**Short problem:** Leave the pictures out and print every record below exactly as it stands.

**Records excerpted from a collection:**
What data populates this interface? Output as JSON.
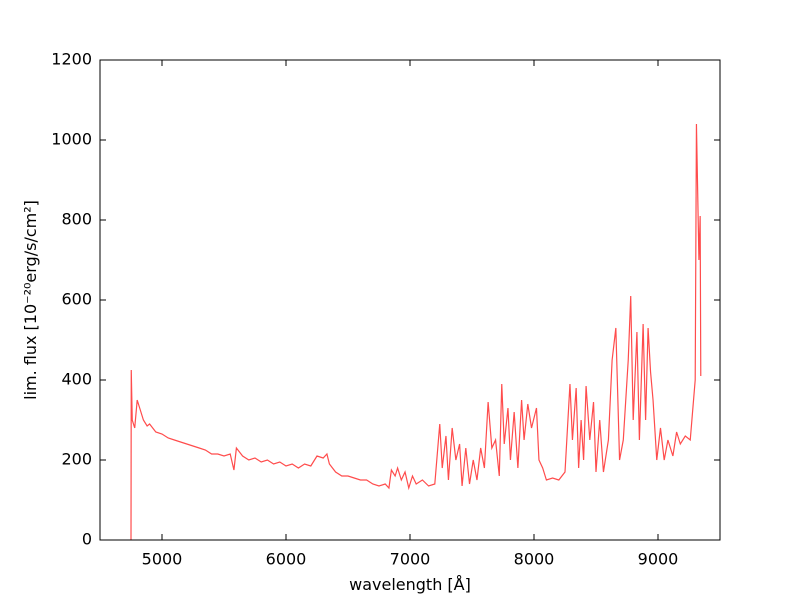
{
  "chart_data": {
    "type": "line",
    "xlabel": "wavelength [Å]",
    "ylabel": "lim. flux [10⁻²⁰erg/s/cm²]",
    "xlim": [
      4500,
      9500
    ],
    "ylim": [
      0,
      1200
    ],
    "xticks": [
      5000,
      6000,
      7000,
      8000,
      9000
    ],
    "yticks": [
      0,
      200,
      400,
      600,
      800,
      1000,
      1200
    ],
    "series": [
      {
        "color": "#ff4c4c",
        "x": [
          4750,
          4752,
          4760,
          4780,
          4800,
          4820,
          4850,
          4880,
          4900,
          4950,
          5000,
          5050,
          5100,
          5150,
          5200,
          5250,
          5300,
          5350,
          5400,
          5450,
          5500,
          5550,
          5580,
          5600,
          5650,
          5700,
          5750,
          5800,
          5850,
          5900,
          5950,
          6000,
          6050,
          6100,
          6150,
          6200,
          6250,
          6300,
          6330,
          6350,
          6400,
          6450,
          6500,
          6550,
          6600,
          6650,
          6700,
          6750,
          6800,
          6830,
          6850,
          6880,
          6900,
          6930,
          6960,
          6990,
          7020,
          7050,
          7100,
          7150,
          7200,
          7240,
          7260,
          7290,
          7310,
          7340,
          7370,
          7400,
          7420,
          7450,
          7480,
          7510,
          7540,
          7570,
          7600,
          7630,
          7660,
          7690,
          7720,
          7740,
          7760,
          7790,
          7810,
          7840,
          7870,
          7900,
          7920,
          7950,
          7980,
          8020,
          8040,
          8070,
          8100,
          8150,
          8200,
          8250,
          8290,
          8310,
          8340,
          8360,
          8380,
          8400,
          8420,
          8450,
          8480,
          8500,
          8530,
          8560,
          8600,
          8630,
          8660,
          8690,
          8720,
          8760,
          8780,
          8800,
          8830,
          8850,
          8880,
          8900,
          8920,
          8940,
          8960,
          8990,
          9020,
          9050,
          9080,
          9120,
          9150,
          9180,
          9220,
          9260,
          9300,
          9310,
          9330,
          9340,
          9345
        ],
        "values": [
          0,
          425,
          300,
          280,
          350,
          330,
          300,
          285,
          290,
          270,
          265,
          255,
          250,
          245,
          240,
          235,
          230,
          225,
          215,
          215,
          210,
          215,
          175,
          230,
          210,
          200,
          205,
          195,
          200,
          190,
          195,
          185,
          190,
          180,
          190,
          185,
          210,
          205,
          215,
          190,
          170,
          160,
          160,
          155,
          150,
          150,
          140,
          135,
          140,
          130,
          175,
          160,
          180,
          150,
          170,
          130,
          160,
          140,
          150,
          135,
          140,
          290,
          180,
          260,
          150,
          280,
          200,
          240,
          135,
          230,
          140,
          200,
          150,
          230,
          180,
          345,
          230,
          250,
          160,
          390,
          240,
          330,
          200,
          320,
          180,
          350,
          250,
          340,
          280,
          330,
          200,
          180,
          150,
          155,
          150,
          170,
          390,
          250,
          380,
          180,
          300,
          200,
          385,
          250,
          345,
          170,
          300,
          170,
          250,
          450,
          530,
          200,
          250,
          450,
          610,
          300,
          520,
          250,
          540,
          300,
          530,
          420,
          350,
          200,
          280,
          200,
          250,
          210,
          270,
          240,
          260,
          250,
          400,
          1040,
          700,
          810,
          410
        ]
      }
    ]
  }
}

**Result of this exercise:**
What data populates this interface? Output as JSON.
{
  "chart_data": {
    "type": "line",
    "xlabel": "wavelength [Å]",
    "ylabel": "lim. flux [10⁻²⁰erg/s/cm²]",
    "xlim": [
      4500,
      9500
    ],
    "ylim": [
      0,
      1200
    ],
    "xticks": [
      5000,
      6000,
      7000,
      8000,
      9000
    ],
    "yticks": [
      0,
      200,
      400,
      600,
      800,
      1000,
      1200
    ],
    "series": [
      {
        "color": "#ff4c4c",
        "x": [
          4750,
          4752,
          4760,
          4780,
          4800,
          4820,
          4850,
          4880,
          4900,
          4950,
          5000,
          5050,
          5100,
          5150,
          5200,
          5250,
          5300,
          5350,
          5400,
          5450,
          5500,
          5550,
          5580,
          5600,
          5650,
          5700,
          5750,
          5800,
          5850,
          5900,
          5950,
          6000,
          6050,
          6100,
          6150,
          6200,
          6250,
          6300,
          6330,
          6350,
          6400,
          6450,
          6500,
          6550,
          6600,
          6650,
          6700,
          6750,
          6800,
          6830,
          6850,
          6880,
          6900,
          6930,
          6960,
          6990,
          7020,
          7050,
          7100,
          7150,
          7200,
          7240,
          7260,
          7290,
          7310,
          7340,
          7370,
          7400,
          7420,
          7450,
          7480,
          7510,
          7540,
          7570,
          7600,
          7630,
          7660,
          7690,
          7720,
          7740,
          7760,
          7790,
          7810,
          7840,
          7870,
          7900,
          7920,
          7950,
          7980,
          8020,
          8040,
          8070,
          8100,
          8150,
          8200,
          8250,
          8290,
          8310,
          8340,
          8360,
          8380,
          8400,
          8420,
          8450,
          8480,
          8500,
          8530,
          8560,
          8600,
          8630,
          8660,
          8690,
          8720,
          8760,
          8780,
          8800,
          8830,
          8850,
          8880,
          8900,
          8920,
          8940,
          8960,
          8990,
          9020,
          9050,
          9080,
          9120,
          9150,
          9180,
          9220,
          9260,
          9300,
          9310,
          9330,
          9340,
          9345
        ],
        "values": [
          0,
          425,
          300,
          280,
          350,
          330,
          300,
          285,
          290,
          270,
          265,
          255,
          250,
          245,
          240,
          235,
          230,
          225,
          215,
          215,
          210,
          215,
          175,
          230,
          210,
          200,
          205,
          195,
          200,
          190,
          195,
          185,
          190,
          180,
          190,
          185,
          210,
          205,
          215,
          190,
          170,
          160,
          160,
          155,
          150,
          150,
          140,
          135,
          140,
          130,
          175,
          160,
          180,
          150,
          170,
          130,
          160,
          140,
          150,
          135,
          140,
          290,
          180,
          260,
          150,
          280,
          200,
          240,
          135,
          230,
          140,
          200,
          150,
          230,
          180,
          345,
          230,
          250,
          160,
          390,
          240,
          330,
          200,
          320,
          180,
          350,
          250,
          340,
          280,
          330,
          200,
          180,
          150,
          155,
          150,
          170,
          390,
          250,
          380,
          180,
          300,
          200,
          385,
          250,
          345,
          170,
          300,
          170,
          250,
          450,
          530,
          200,
          250,
          450,
          610,
          300,
          520,
          250,
          540,
          300,
          530,
          420,
          350,
          200,
          280,
          200,
          250,
          210,
          270,
          240,
          260,
          250,
          400,
          1040,
          700,
          810,
          410
        ]
      }
    ]
  }
}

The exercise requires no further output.